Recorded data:

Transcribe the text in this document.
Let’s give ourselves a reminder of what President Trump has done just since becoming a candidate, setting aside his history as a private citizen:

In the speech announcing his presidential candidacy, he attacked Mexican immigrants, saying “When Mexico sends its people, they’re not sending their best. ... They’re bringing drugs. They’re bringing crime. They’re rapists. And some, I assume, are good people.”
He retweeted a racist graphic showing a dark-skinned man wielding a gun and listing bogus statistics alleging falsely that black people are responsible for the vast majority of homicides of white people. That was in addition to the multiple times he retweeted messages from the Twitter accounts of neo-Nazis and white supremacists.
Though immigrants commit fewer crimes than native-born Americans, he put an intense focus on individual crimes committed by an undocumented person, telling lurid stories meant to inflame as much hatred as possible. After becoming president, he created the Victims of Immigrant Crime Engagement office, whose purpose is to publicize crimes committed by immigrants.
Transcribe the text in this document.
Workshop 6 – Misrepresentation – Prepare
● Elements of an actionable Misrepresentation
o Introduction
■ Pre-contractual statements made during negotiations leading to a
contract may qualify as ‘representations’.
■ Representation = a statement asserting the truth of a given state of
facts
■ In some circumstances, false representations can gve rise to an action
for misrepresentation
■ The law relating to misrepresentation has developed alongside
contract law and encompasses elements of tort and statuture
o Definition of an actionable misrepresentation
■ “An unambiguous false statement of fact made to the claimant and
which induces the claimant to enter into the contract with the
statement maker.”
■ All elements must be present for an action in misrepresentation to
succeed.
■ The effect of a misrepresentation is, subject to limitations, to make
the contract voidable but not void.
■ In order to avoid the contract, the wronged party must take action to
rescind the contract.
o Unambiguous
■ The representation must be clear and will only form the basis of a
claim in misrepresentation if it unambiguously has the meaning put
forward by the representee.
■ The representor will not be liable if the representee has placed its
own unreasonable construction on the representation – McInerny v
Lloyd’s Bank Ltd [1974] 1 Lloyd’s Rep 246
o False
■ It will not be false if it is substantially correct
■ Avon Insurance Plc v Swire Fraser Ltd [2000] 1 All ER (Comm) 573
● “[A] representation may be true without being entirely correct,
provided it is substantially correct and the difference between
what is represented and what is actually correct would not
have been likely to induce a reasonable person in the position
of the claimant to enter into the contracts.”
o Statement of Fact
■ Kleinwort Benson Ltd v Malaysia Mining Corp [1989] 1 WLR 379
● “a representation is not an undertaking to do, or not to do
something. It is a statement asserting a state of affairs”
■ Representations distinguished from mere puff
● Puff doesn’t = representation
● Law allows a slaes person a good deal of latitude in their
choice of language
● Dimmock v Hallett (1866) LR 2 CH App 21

» **GOAL**: Write out the whole listing again. Match it word for word.

» **ANSWER BELOW**:
Transcribe the text in this document.
Let’s give ourselves a reminder of what President Trump has done just since becoming a candidate, setting aside his history as a private citizen:

In the speech announcing his presidential candidacy, he attacked Mexican immigrants, saying “When Mexico sends its people, they’re not sending their best. ... They’re bringing drugs. They’re bringing crime. They’re rapists. And some, I assume, are good people.”
He retweeted a racist graphic showing a dark-skinned man wielding a gun and listing bogus statistics alleging falsely that black people are responsible for the vast majority of homicides of white people. That was in addition to the multiple times he retweeted messages from the Twitter accounts of neo-Nazis and white supremacists.
Though immigrants commit fewer crimes than native-born Americans, he put an intense focus on individual crimes committed by an undocumented person, telling lurid stories meant to inflame as much hatred as possible. After becoming president, he created the Victims of Immigrant Crime Engagement office, whose purpose is to publicize crimes committed by immigrants.
Transcribe the text in this document.
Workshop 6 – Misrepresentation – Prepare
● Elements of an actionable Misrepresentation
o Introduction
■ Pre-contractual statements made during negotiations leading to a
contract may qualify as ‘representations’.
■ Representation = a statement asserting the truth of a given state of
facts
■ In some circumstances, false representations can gve rise to an action
for misrepresentation
■ The law relating to misrepresentation has developed alongside
contract law and encompasses elements of tort and statuture
o Definition of an actionable misrepresentation
■ “An unambiguous false statement of fact made to the claimant and
which induces the claimant to enter into the contract with the
statement maker.”
■ All elements must be present for an action in misrepresentation to
succeed.
■ The effect of a misrepresentation is, subject to limitations, to make
the contract voidable but not void.
■ In order to avoid the contract, the wronged party must take action to
rescind the contract.
o Unambiguous
■ The representation must be clear and will only form the basis of a
claim in misrepresentation if it unambiguously has the meaning put
forward by the representee.
■ The representor will not be liable if the representee has placed its
own unreasonable construction on the representation – McInerny v
Lloyd’s Bank Ltd [1974] 1 Lloyd’s Rep 246
o False
■ It will not be false if it is substantially correct
■ Avon Insurance Plc v Swire Fraser Ltd [2000] 1 All ER (Comm) 573
● “[A] representation may be true without being entirely correct,
provided it is substantially correct and the difference between
what is represented and what is actually correct would not
have been likely to induce a reasonable person in the position
of the claimant to enter into the contracts.”
o Statement of Fact
■ Kleinwort Benson Ltd v Malaysia Mining Corp [1989] 1 WLR 379
● “a representation is not an undertaking to do, or not to do
something. It is a statement asserting a state of affairs”
■ Representations distinguished from mere puff
● Puff doesn’t = representation
● Law allows a slaes person a good deal of latitude in their
choice of language
● Dimmock v Hallett (1866) LR 2 CH App 21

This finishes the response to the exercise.